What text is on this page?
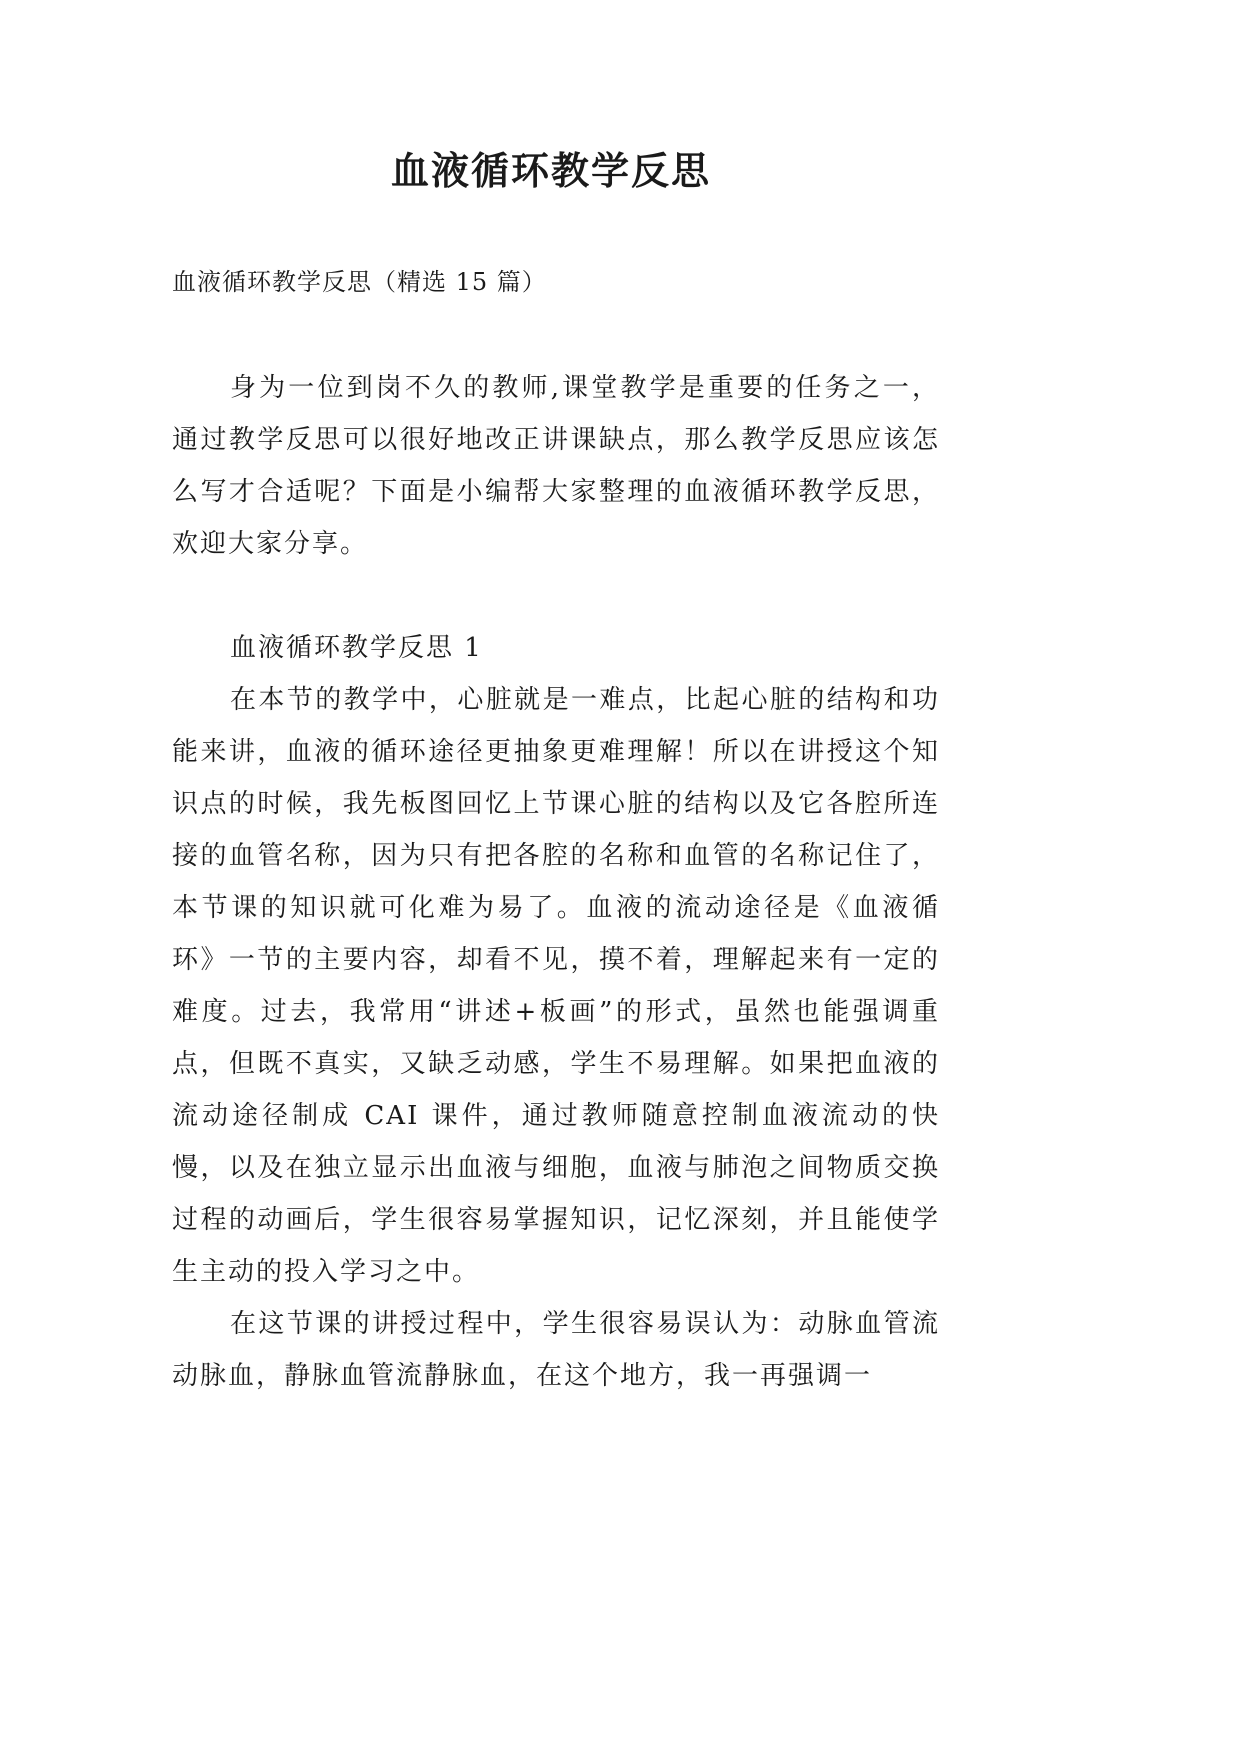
血液循环教学反思
血液循环教学反思（精选 15 篇）

身为一位到岗不久的教师,课堂教学是重要的任务之一，通过教学反思可以很好地改正讲课缺点，那么教学反思应该怎么写才合适呢？下面是小编帮大家整理的血液循环教学反思，欢迎大家分享。

血液循环教学反思 1

在本节的教学中，心脏就是一难点，比起心脏的结构和功能来讲，血液的循环途径更抽象更难理解！所以在讲授这个知识点的时候，我先板图回忆上节课心脏的结构以及它各腔所连接的血管名称，因为只有把各腔的名称和血管的名称记住了，本节课的知识就可化难为易了。血液的流动途径是《血液循环》一节的主要内容，却看不见，摸不着，理解起来有一定的难度。过去，我常用“讲述+板画”的形式，虽然也能强调重点，但既不真实，又缺乏动感，学生不易理解。如果把血液的流动途径制成 CAI 课件，通过教师随意控制血液流动的快慢，以及在独立显示出血液与细胞，血液与肺泡之间物质交换过程的动画后，学生很容易掌握知识，记忆深刻，并且能使学生主动的投入学习之中。

在这节课的讲授过程中，学生很容易误认为：动脉血管流动脉血，静脉血管流静脉血，在这个地方，我一再强调一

**Goal**
Quote each record exactly as it stands, minus the pictures.

**Final answer**
What text is on this page?
血液循环教学反思
血液循环教学反思（精选 15 篇）

身为一位到岗不久的教师,课堂教学是重要的任务之一，通过教学反思可以很好地改正讲课缺点，那么教学反思应该怎么写才合适呢？下面是小编帮大家整理的血液循环教学反思，欢迎大家分享。

血液循环教学反思 1

在本节的教学中，心脏就是一难点，比起心脏的结构和功能来讲，血液的循环途径更抽象更难理解！所以在讲授这个知识点的时候，我先板图回忆上节课心脏的结构以及它各腔所连接的血管名称，因为只有把各腔的名称和血管的名称记住了，本节课的知识就可化难为易了。血液的流动途径是《血液循环》一节的主要内容，却看不见，摸不着，理解起来有一定的难度。过去，我常用“讲述+板画”的形式，虽然也能强调重点，但既不真实，又缺乏动感，学生不易理解。如果把血液的流动途径制成 CAI 课件，通过教师随意控制血液流动的快慢，以及在独立显示出血液与细胞，血液与肺泡之间物质交换过程的动画后，学生很容易掌握知识，记忆深刻，并且能使学生主动的投入学习之中。

在这节课的讲授过程中，学生很容易误认为：动脉血管流动脉血，静脉血管流静脉血，在这个地方，我一再强调一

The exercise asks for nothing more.